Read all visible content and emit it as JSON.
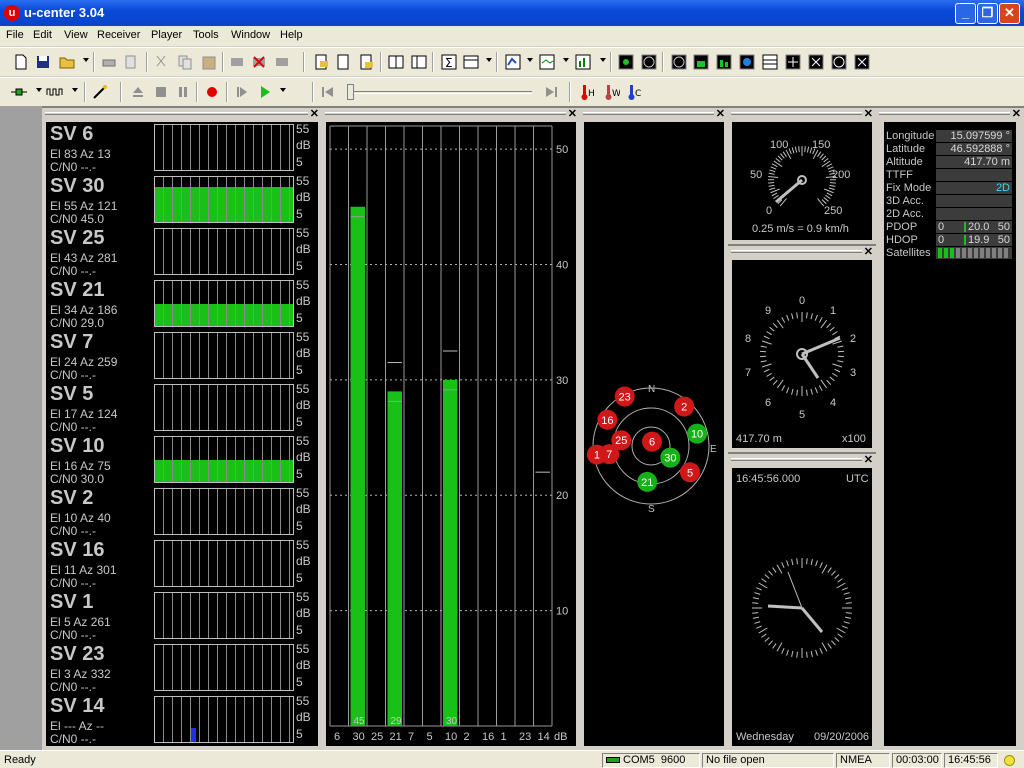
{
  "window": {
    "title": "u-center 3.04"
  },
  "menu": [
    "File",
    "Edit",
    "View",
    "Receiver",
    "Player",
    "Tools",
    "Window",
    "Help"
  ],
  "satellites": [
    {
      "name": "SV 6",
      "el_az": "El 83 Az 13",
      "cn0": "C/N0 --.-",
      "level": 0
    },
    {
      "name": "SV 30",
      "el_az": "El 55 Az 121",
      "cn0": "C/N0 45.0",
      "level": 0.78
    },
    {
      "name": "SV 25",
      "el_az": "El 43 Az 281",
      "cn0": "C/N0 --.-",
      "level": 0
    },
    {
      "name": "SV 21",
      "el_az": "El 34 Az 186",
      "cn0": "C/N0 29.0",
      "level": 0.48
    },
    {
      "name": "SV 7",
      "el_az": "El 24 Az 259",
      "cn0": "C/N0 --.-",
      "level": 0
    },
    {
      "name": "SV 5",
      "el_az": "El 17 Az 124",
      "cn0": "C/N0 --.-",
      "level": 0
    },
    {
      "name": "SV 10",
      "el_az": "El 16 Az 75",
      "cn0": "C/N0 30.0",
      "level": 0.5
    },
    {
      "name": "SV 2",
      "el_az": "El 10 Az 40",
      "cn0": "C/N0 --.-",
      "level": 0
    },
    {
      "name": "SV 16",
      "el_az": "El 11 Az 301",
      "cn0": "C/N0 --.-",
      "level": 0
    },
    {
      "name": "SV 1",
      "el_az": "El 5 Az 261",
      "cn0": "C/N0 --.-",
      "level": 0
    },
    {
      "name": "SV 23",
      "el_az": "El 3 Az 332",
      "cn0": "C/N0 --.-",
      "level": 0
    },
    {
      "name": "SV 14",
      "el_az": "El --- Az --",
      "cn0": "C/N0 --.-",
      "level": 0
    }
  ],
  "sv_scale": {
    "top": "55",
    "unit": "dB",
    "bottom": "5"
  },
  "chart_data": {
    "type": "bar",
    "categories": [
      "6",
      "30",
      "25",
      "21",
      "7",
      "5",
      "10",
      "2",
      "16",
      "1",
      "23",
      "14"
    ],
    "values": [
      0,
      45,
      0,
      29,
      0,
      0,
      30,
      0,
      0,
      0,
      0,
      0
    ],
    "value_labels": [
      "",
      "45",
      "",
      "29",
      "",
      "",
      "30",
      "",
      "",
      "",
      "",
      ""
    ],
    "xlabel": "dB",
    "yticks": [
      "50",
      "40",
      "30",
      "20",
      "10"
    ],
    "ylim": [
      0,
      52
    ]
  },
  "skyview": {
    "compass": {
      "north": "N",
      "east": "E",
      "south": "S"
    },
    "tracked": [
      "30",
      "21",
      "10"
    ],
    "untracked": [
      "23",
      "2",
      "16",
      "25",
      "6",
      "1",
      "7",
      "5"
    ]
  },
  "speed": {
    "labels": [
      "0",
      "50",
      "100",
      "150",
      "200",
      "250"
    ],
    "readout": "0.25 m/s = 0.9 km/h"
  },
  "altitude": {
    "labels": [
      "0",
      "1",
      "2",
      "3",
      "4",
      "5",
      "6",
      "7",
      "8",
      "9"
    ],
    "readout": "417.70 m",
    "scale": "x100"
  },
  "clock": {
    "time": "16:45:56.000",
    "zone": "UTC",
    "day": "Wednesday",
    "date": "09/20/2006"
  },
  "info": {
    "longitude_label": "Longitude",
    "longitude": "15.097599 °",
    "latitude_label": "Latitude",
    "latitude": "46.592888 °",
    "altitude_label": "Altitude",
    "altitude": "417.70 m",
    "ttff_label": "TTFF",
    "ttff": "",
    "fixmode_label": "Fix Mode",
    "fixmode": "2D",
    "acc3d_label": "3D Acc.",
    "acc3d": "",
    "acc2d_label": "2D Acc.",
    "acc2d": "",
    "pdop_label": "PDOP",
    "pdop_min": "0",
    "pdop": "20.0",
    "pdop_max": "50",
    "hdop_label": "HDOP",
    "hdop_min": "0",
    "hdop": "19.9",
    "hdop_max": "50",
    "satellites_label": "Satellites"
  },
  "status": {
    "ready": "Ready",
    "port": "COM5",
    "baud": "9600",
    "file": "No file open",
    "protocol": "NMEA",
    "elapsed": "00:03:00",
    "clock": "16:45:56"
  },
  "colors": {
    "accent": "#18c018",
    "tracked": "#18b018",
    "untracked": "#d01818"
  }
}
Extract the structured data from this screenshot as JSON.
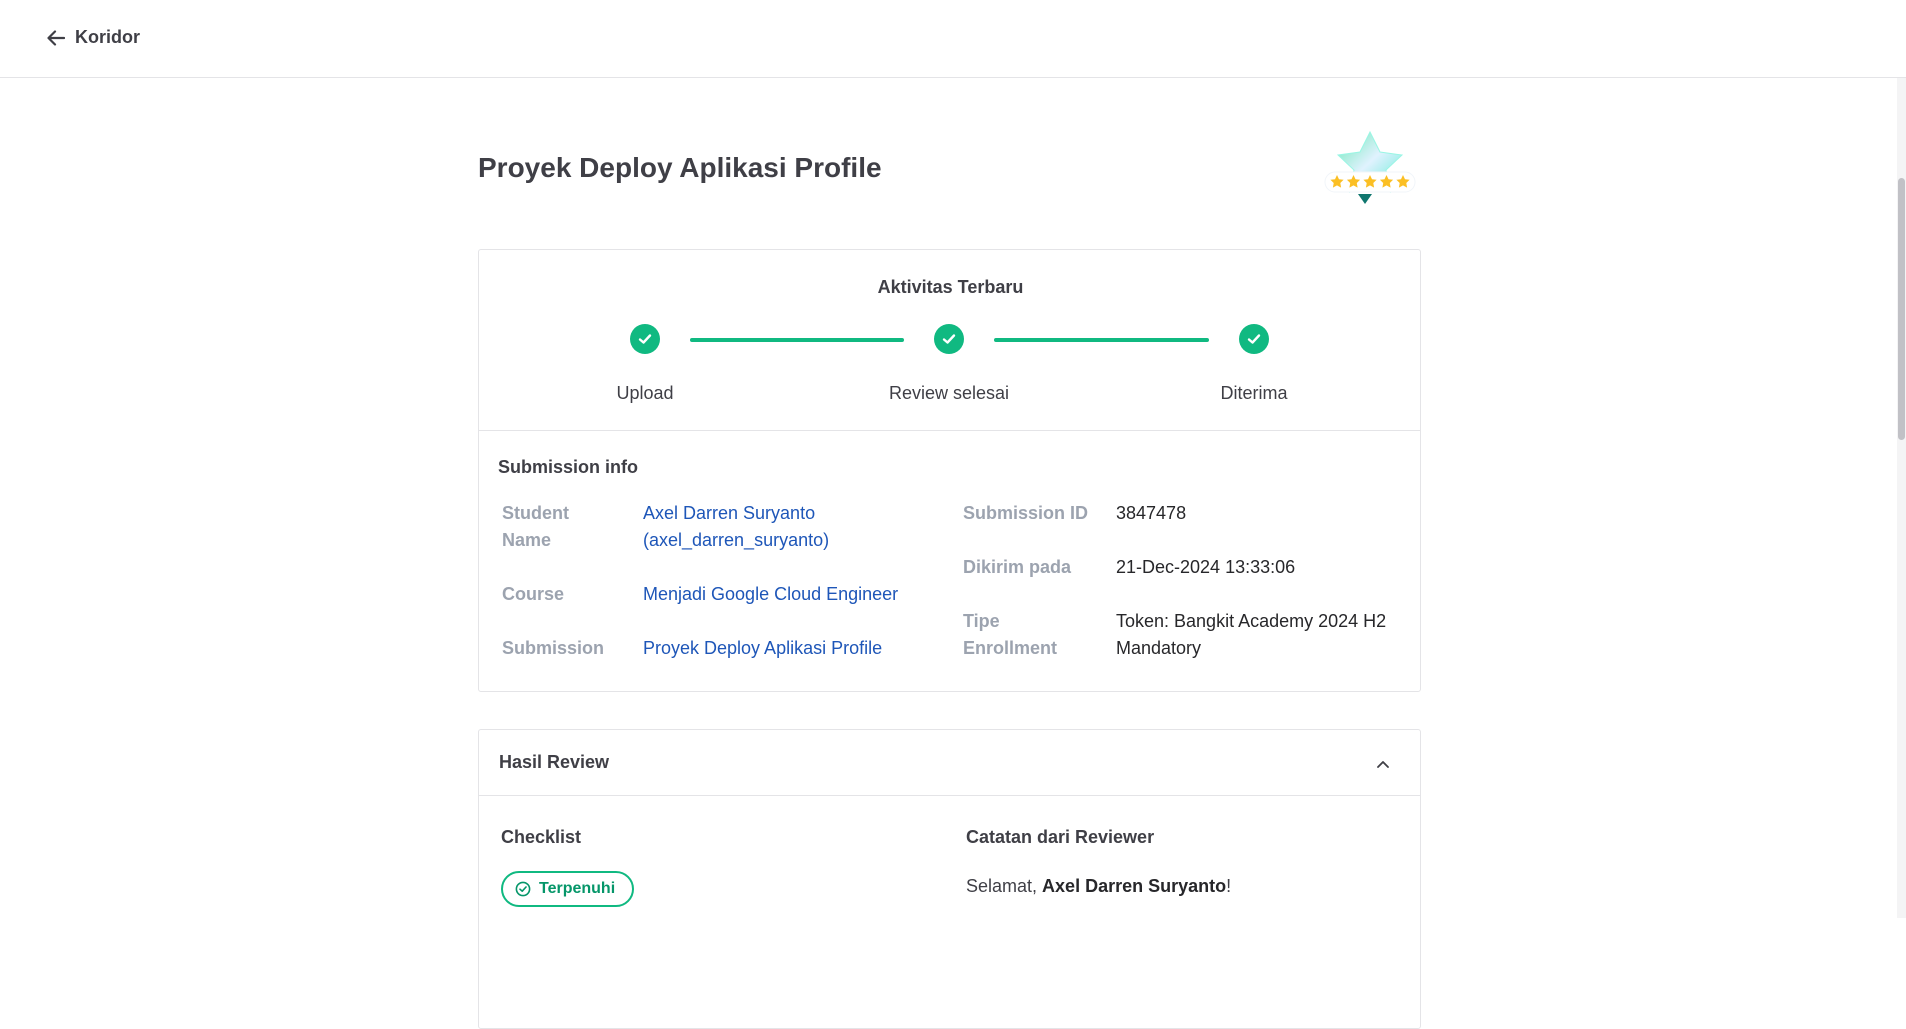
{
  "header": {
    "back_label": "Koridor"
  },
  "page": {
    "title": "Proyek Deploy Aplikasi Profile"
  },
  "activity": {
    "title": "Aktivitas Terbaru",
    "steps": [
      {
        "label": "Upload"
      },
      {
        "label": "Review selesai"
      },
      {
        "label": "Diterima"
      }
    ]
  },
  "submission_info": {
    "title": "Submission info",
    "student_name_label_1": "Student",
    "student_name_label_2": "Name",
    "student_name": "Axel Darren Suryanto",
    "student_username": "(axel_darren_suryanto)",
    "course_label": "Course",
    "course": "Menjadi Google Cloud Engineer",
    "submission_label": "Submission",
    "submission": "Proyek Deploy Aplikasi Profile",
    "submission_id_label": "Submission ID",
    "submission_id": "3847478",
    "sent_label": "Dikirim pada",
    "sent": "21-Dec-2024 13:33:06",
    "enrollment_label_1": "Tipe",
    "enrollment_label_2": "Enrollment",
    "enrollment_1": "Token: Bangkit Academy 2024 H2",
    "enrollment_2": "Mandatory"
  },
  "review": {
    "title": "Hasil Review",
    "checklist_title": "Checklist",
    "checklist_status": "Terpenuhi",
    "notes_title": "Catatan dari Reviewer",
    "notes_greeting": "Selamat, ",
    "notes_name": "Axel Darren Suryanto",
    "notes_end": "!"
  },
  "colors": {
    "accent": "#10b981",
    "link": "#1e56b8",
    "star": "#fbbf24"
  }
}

━━━━━━━━

▸ REQUIREMENT
Reproduce all of the entries word for word, skipping any pictures they hold.

▸ TASK OUTPUT
Read all visible content and emit it as JSON.
{
  "window": {
    "title": "u-center 3.04"
  },
  "menu": [
    "File",
    "Edit",
    "View",
    "Receiver",
    "Player",
    "Tools",
    "Window",
    "Help"
  ],
  "satellites": [
    {
      "name": "SV 6",
      "el_az": "El 83 Az 13",
      "cn0": "C/N0 --.-",
      "level": 0
    },
    {
      "name": "SV 30",
      "el_az": "El 55 Az 121",
      "cn0": "C/N0 45.0",
      "level": 0.78
    },
    {
      "name": "SV 25",
      "el_az": "El 43 Az 281",
      "cn0": "C/N0 --.-",
      "level": 0
    },
    {
      "name": "SV 21",
      "el_az": "El 34 Az 186",
      "cn0": "C/N0 29.0",
      "level": 0.48
    },
    {
      "name": "SV 7",
      "el_az": "El 24 Az 259",
      "cn0": "C/N0 --.-",
      "level": 0
    },
    {
      "name": "SV 5",
      "el_az": "El 17 Az 124",
      "cn0": "C/N0 --.-",
      "level": 0
    },
    {
      "name": "SV 10",
      "el_az": "El 16 Az 75",
      "cn0": "C/N0 30.0",
      "level": 0.5
    },
    {
      "name": "SV 2",
      "el_az": "El 10 Az 40",
      "cn0": "C/N0 --.-",
      "level": 0
    },
    {
      "name": "SV 16",
      "el_az": "El 11 Az 301",
      "cn0": "C/N0 --.-",
      "level": 0
    },
    {
      "name": "SV 1",
      "el_az": "El 5 Az 261",
      "cn0": "C/N0 --.-",
      "level": 0
    },
    {
      "name": "SV 23",
      "el_az": "El 3 Az 332",
      "cn0": "C/N0 --.-",
      "level": 0
    },
    {
      "name": "SV 14",
      "el_az": "El --- Az --",
      "cn0": "C/N0 --.-",
      "level": 0
    }
  ],
  "sv_scale": {
    "top": "55",
    "unit": "dB",
    "bottom": "5"
  },
  "chart_data": {
    "type": "bar",
    "categories": [
      "6",
      "30",
      "25",
      "21",
      "7",
      "5",
      "10",
      "2",
      "16",
      "1",
      "23",
      "14"
    ],
    "values": [
      0,
      45,
      0,
      29,
      0,
      0,
      30,
      0,
      0,
      0,
      0,
      0
    ],
    "value_labels": [
      "",
      "45",
      "",
      "29",
      "",
      "",
      "30",
      "",
      "",
      "",
      "",
      ""
    ],
    "xlabel": "dB",
    "yticks": [
      "50",
      "40",
      "30",
      "20",
      "10"
    ],
    "ylim": [
      0,
      52
    ]
  },
  "skyview": {
    "compass": {
      "north": "N",
      "east": "E",
      "south": "S"
    },
    "tracked": [
      "30",
      "21",
      "10"
    ],
    "untracked": [
      "23",
      "2",
      "16",
      "25",
      "6",
      "1",
      "7",
      "5"
    ]
  },
  "speed": {
    "labels": [
      "0",
      "50",
      "100",
      "150",
      "200",
      "250"
    ],
    "readout": "0.25 m/s = 0.9 km/h"
  },
  "altitude": {
    "labels": [
      "0",
      "1",
      "2",
      "3",
      "4",
      "5",
      "6",
      "7",
      "8",
      "9"
    ],
    "readout": "417.70 m",
    "scale": "x100"
  },
  "clock": {
    "time": "16:45:56.000",
    "zone": "UTC",
    "day": "Wednesday",
    "date": "09/20/2006"
  },
  "info": {
    "longitude_label": "Longitude",
    "longitude": "15.097599 °",
    "latitude_label": "Latitude",
    "latitude": "46.592888 °",
    "altitude_label": "Altitude",
    "altitude": "417.70 m",
    "ttff_label": "TTFF",
    "ttff": "",
    "fixmode_label": "Fix Mode",
    "fixmode": "2D",
    "acc3d_label": "3D Acc.",
    "acc3d": "",
    "acc2d_label": "2D Acc.",
    "acc2d": "",
    "pdop_label": "PDOP",
    "pdop_min": "0",
    "pdop": "20.0",
    "pdop_max": "50",
    "hdop_label": "HDOP",
    "hdop_min": "0",
    "hdop": "19.9",
    "hdop_max": "50",
    "satellites_label": "Satellites"
  },
  "status": {
    "ready": "Ready",
    "port": "COM5",
    "baud": "9600",
    "file": "No file open",
    "protocol": "NMEA",
    "elapsed": "00:03:00",
    "clock": "16:45:56"
  },
  "colors": {
    "accent": "#18c018",
    "tracked": "#18b018",
    "untracked": "#d01818"
  }
}
Extract the structured data from this screenshot as JSON.
{
  "header": {
    "back_label": "Koridor"
  },
  "page": {
    "title": "Proyek Deploy Aplikasi Profile"
  },
  "activity": {
    "title": "Aktivitas Terbaru",
    "steps": [
      {
        "label": "Upload"
      },
      {
        "label": "Review selesai"
      },
      {
        "label": "Diterima"
      }
    ]
  },
  "submission_info": {
    "title": "Submission info",
    "student_name_label_1": "Student",
    "student_name_label_2": "Name",
    "student_name": "Axel Darren Suryanto",
    "student_username": "(axel_darren_suryanto)",
    "course_label": "Course",
    "course": "Menjadi Google Cloud Engineer",
    "submission_label": "Submission",
    "submission": "Proyek Deploy Aplikasi Profile",
    "submission_id_label": "Submission ID",
    "submission_id": "3847478",
    "sent_label": "Dikirim pada",
    "sent": "21-Dec-2024 13:33:06",
    "enrollment_label_1": "Tipe",
    "enrollment_label_2": "Enrollment",
    "enrollment_1": "Token: Bangkit Academy 2024 H2",
    "enrollment_2": "Mandatory"
  },
  "review": {
    "title": "Hasil Review",
    "checklist_title": "Checklist",
    "checklist_status": "Terpenuhi",
    "notes_title": "Catatan dari Reviewer",
    "notes_greeting": "Selamat, ",
    "notes_name": "Axel Darren Suryanto",
    "notes_end": "!"
  },
  "colors": {
    "accent": "#10b981",
    "link": "#1e56b8",
    "star": "#fbbf24"
  }
}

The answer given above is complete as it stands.